LISTED ENTRIES>

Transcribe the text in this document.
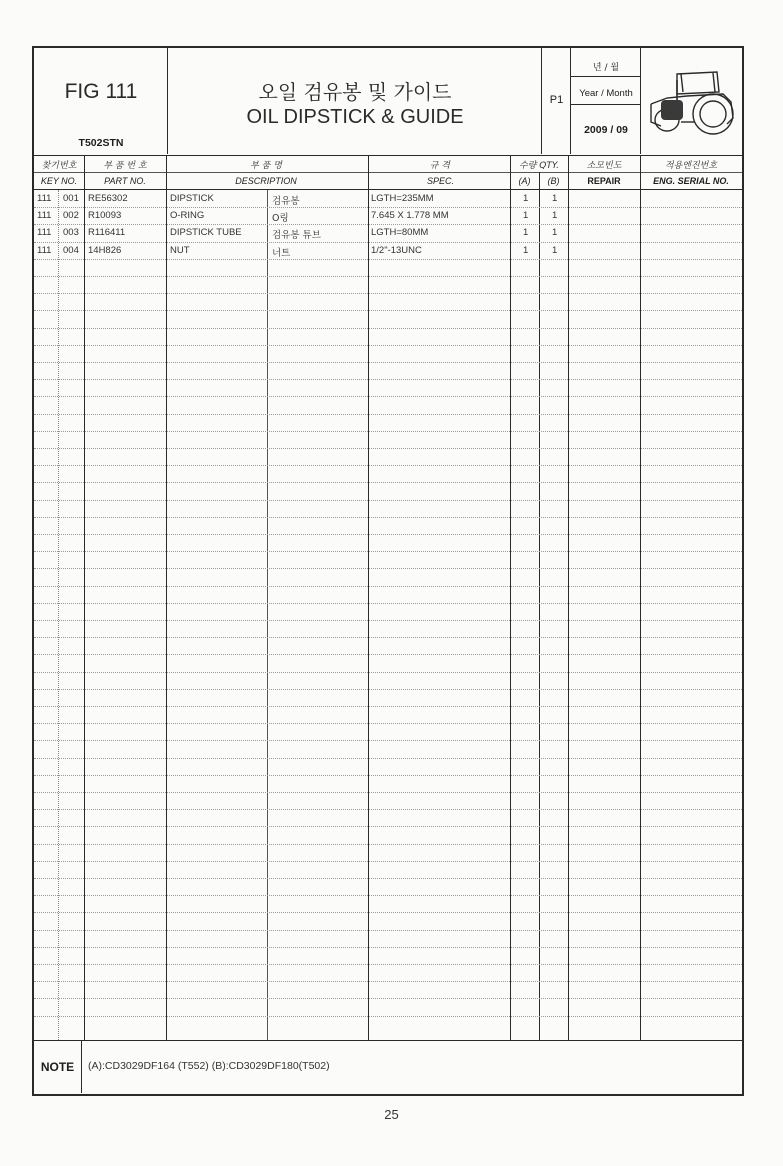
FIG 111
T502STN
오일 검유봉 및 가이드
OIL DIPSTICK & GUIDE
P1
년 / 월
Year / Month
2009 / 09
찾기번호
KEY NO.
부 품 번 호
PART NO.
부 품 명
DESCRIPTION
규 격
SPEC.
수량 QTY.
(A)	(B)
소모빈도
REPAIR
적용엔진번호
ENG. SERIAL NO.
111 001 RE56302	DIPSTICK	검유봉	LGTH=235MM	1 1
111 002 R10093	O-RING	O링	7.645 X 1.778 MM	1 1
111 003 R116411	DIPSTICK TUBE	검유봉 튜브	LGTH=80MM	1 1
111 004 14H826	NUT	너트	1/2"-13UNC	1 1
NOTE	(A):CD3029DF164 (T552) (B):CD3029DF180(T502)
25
---
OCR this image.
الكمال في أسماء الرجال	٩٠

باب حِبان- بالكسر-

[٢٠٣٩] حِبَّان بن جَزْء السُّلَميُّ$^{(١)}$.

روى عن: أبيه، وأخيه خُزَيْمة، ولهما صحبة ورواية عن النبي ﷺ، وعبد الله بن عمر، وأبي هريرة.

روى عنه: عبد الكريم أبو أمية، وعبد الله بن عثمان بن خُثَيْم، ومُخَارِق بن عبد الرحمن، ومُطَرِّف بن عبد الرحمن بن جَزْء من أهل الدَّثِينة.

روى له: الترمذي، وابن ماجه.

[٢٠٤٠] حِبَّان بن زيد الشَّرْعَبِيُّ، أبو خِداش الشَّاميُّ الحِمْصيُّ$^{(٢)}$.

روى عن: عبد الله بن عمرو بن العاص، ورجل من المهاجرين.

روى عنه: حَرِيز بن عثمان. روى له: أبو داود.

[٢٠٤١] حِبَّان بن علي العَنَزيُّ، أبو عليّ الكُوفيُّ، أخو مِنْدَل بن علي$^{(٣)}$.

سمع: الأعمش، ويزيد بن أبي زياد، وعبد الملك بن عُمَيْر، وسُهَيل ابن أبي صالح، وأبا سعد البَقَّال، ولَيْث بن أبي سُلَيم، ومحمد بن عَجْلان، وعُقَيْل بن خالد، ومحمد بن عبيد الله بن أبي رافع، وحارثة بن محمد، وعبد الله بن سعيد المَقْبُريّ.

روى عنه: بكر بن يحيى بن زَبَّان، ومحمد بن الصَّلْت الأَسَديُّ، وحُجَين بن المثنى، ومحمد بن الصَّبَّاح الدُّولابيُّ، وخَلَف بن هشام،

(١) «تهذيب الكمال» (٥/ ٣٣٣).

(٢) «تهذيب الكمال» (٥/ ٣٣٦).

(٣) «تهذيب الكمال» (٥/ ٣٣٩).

EXERCISE GOAL>
Copy out every line from the data above that has "DIPSTICK" in it.

TASK RESULT>
OIL DIPSTICK & GUIDE
111 001 RE56302	DIPSTICK	검유봉	LGTH=235MM	1 1
111 003 R116411	DIPSTICK TUBE	검유봉 튜브	LGTH=80MM	1 1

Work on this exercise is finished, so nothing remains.